▸ Task inputs:
---
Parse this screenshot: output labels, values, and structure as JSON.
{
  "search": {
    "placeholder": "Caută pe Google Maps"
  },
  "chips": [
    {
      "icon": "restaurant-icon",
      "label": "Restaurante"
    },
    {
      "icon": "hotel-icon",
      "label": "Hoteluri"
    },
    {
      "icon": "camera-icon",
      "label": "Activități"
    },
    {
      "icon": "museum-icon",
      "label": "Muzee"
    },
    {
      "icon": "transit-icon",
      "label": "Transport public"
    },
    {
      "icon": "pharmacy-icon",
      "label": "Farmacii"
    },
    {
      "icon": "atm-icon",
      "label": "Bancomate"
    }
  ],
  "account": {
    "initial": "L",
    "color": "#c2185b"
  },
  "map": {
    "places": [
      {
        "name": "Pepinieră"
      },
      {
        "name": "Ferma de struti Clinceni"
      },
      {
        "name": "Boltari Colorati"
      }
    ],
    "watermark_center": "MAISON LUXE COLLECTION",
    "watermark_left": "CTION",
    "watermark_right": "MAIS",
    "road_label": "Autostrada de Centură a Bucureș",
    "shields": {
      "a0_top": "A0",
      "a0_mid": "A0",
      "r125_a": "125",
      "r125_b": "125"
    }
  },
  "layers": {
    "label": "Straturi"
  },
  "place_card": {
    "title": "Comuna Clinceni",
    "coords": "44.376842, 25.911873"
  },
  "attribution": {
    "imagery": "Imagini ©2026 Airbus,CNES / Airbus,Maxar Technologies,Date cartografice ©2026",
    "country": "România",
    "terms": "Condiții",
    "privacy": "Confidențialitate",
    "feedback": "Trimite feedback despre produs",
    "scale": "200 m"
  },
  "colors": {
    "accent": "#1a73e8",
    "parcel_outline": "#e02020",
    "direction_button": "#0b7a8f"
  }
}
---
▸ Required work: Extract all of the data shown above and repeat it verbatim.

▸ The output:
Parse this screenshot: output labels, values, and structure as JSON.
{
  "search": {
    "placeholder": "Caută pe Google Maps"
  },
  "chips": [
    {
      "icon": "restaurant-icon",
      "label": "Restaurante"
    },
    {
      "icon": "hotel-icon",
      "label": "Hoteluri"
    },
    {
      "icon": "camera-icon",
      "label": "Activități"
    },
    {
      "icon": "museum-icon",
      "label": "Muzee"
    },
    {
      "icon": "transit-icon",
      "label": "Transport public"
    },
    {
      "icon": "pharmacy-icon",
      "label": "Farmacii"
    },
    {
      "icon": "atm-icon",
      "label": "Bancomate"
    }
  ],
  "account": {
    "initial": "L",
    "color": "#c2185b"
  },
  "map": {
    "places": [
      {
        "name": "Pepinieră"
      },
      {
        "name": "Ferma de struti Clinceni"
      },
      {
        "name": "Boltari Colorati"
      }
    ],
    "watermark_center": "MAISON LUXE COLLECTION",
    "watermark_left": "CTION",
    "watermark_right": "MAIS",
    "road_label": "Autostrada de Centură a Bucureș",
    "shields": {
      "a0_top": "A0",
      "a0_mid": "A0",
      "r125_a": "125",
      "r125_b": "125"
    }
  },
  "layers": {
    "label": "Straturi"
  },
  "place_card": {
    "title": "Comuna Clinceni",
    "coords": "44.376842, 25.911873"
  },
  "attribution": {
    "imagery": "Imagini ©2026 Airbus,CNES / Airbus,Maxar Technologies,Date cartografice ©2026",
    "country": "România",
    "terms": "Condiții",
    "privacy": "Confidențialitate",
    "feedback": "Trimite feedback despre produs",
    "scale": "200 m"
  },
  "colors": {
    "accent": "#1a73e8",
    "parcel_outline": "#e02020",
    "direction_button": "#0b7a8f"
  }
}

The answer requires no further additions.